◆ PROBLEM REQUIREMENTS: Reproduce the material in full, exactly as written.

###

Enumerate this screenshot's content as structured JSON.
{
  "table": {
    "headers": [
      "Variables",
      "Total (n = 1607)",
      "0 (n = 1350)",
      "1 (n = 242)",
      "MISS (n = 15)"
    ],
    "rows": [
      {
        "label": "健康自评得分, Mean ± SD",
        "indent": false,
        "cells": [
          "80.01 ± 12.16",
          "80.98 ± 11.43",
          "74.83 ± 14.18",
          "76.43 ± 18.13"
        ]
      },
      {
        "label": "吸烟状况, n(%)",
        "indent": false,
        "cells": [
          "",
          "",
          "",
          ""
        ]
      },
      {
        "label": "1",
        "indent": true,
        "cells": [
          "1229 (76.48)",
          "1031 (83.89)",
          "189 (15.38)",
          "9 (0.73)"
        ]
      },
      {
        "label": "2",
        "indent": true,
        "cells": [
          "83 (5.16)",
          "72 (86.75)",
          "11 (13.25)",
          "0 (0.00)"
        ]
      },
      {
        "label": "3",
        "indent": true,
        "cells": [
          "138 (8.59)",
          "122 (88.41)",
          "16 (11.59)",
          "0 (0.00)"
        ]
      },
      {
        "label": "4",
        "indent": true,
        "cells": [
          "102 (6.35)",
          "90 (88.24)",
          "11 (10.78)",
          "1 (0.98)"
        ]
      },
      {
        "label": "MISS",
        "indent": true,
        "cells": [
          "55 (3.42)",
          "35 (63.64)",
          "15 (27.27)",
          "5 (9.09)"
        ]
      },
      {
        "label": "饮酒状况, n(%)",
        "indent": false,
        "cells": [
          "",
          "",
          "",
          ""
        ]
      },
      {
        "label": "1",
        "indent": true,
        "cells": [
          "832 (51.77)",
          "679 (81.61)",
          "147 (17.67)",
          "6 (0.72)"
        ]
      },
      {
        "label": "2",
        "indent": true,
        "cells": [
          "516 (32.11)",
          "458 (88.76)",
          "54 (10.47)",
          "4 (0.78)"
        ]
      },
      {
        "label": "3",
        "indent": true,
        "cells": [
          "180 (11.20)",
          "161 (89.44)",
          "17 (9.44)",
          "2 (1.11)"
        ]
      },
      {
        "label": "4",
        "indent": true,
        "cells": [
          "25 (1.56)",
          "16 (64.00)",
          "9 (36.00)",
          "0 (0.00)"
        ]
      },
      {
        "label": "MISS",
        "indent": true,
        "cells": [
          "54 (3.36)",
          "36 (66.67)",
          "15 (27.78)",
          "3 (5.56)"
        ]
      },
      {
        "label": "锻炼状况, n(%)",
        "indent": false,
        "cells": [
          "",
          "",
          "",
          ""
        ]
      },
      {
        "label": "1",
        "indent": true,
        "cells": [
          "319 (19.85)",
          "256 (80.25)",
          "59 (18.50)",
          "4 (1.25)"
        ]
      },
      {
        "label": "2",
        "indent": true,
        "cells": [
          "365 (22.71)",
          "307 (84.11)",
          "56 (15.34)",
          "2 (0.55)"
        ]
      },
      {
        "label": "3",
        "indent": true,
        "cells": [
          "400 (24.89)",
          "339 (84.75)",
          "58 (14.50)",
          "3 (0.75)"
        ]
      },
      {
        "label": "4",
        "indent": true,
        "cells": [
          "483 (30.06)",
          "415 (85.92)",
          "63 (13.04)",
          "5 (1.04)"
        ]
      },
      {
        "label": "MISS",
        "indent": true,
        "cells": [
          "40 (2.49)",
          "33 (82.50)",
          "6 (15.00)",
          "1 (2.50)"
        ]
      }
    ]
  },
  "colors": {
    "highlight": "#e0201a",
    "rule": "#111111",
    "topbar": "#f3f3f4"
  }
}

###

◆ TASK ANSWER:
Enumerate this screenshot's content as structured JSON.
{
  "table": {
    "headers": [
      "Variables",
      "Total (n = 1607)",
      "0 (n = 1350)",
      "1 (n = 242)",
      "MISS (n = 15)"
    ],
    "rows": [
      {
        "label": "健康自评得分, Mean ± SD",
        "indent": false,
        "cells": [
          "80.01 ± 12.16",
          "80.98 ± 11.43",
          "74.83 ± 14.18",
          "76.43 ± 18.13"
        ]
      },
      {
        "label": "吸烟状况, n(%)",
        "indent": false,
        "cells": [
          "",
          "",
          "",
          ""
        ]
      },
      {
        "label": "1",
        "indent": true,
        "cells": [
          "1229 (76.48)",
          "1031 (83.89)",
          "189 (15.38)",
          "9 (0.73)"
        ]
      },
      {
        "label": "2",
        "indent": true,
        "cells": [
          "83 (5.16)",
          "72 (86.75)",
          "11 (13.25)",
          "0 (0.00)"
        ]
      },
      {
        "label": "3",
        "indent": true,
        "cells": [
          "138 (8.59)",
          "122 (88.41)",
          "16 (11.59)",
          "0 (0.00)"
        ]
      },
      {
        "label": "4",
        "indent": true,
        "cells": [
          "102 (6.35)",
          "90 (88.24)",
          "11 (10.78)",
          "1 (0.98)"
        ]
      },
      {
        "label": "MISS",
        "indent": true,
        "cells": [
          "55 (3.42)",
          "35 (63.64)",
          "15 (27.27)",
          "5 (9.09)"
        ]
      },
      {
        "label": "饮酒状况, n(%)",
        "indent": false,
        "cells": [
          "",
          "",
          "",
          ""
        ]
      },
      {
        "label": "1",
        "indent": true,
        "cells": [
          "832 (51.77)",
          "679 (81.61)",
          "147 (17.67)",
          "6 (0.72)"
        ]
      },
      {
        "label": "2",
        "indent": true,
        "cells": [
          "516 (32.11)",
          "458 (88.76)",
          "54 (10.47)",
          "4 (0.78)"
        ]
      },
      {
        "label": "3",
        "indent": true,
        "cells": [
          "180 (11.20)",
          "161 (89.44)",
          "17 (9.44)",
          "2 (1.11)"
        ]
      },
      {
        "label": "4",
        "indent": true,
        "cells": [
          "25 (1.56)",
          "16 (64.00)",
          "9 (36.00)",
          "0 (0.00)"
        ]
      },
      {
        "label": "MISS",
        "indent": true,
        "cells": [
          "54 (3.36)",
          "36 (66.67)",
          "15 (27.78)",
          "3 (5.56)"
        ]
      },
      {
        "label": "锻炼状况, n(%)",
        "indent": false,
        "cells": [
          "",
          "",
          "",
          ""
        ]
      },
      {
        "label": "1",
        "indent": true,
        "cells": [
          "319 (19.85)",
          "256 (80.25)",
          "59 (18.50)",
          "4 (1.25)"
        ]
      },
      {
        "label": "2",
        "indent": true,
        "cells": [
          "365 (22.71)",
          "307 (84.11)",
          "56 (15.34)",
          "2 (0.55)"
        ]
      },
      {
        "label": "3",
        "indent": true,
        "cells": [
          "400 (24.89)",
          "339 (84.75)",
          "58 (14.50)",
          "3 (0.75)"
        ]
      },
      {
        "label": "4",
        "indent": true,
        "cells": [
          "483 (30.06)",
          "415 (85.92)",
          "63 (13.04)",
          "5 (1.04)"
        ]
      },
      {
        "label": "MISS",
        "indent": true,
        "cells": [
          "40 (2.49)",
          "33 (82.50)",
          "6 (15.00)",
          "1 (2.50)"
        ]
      }
    ]
  },
  "colors": {
    "highlight": "#e0201a",
    "rule": "#111111",
    "topbar": "#f3f3f4"
  }
}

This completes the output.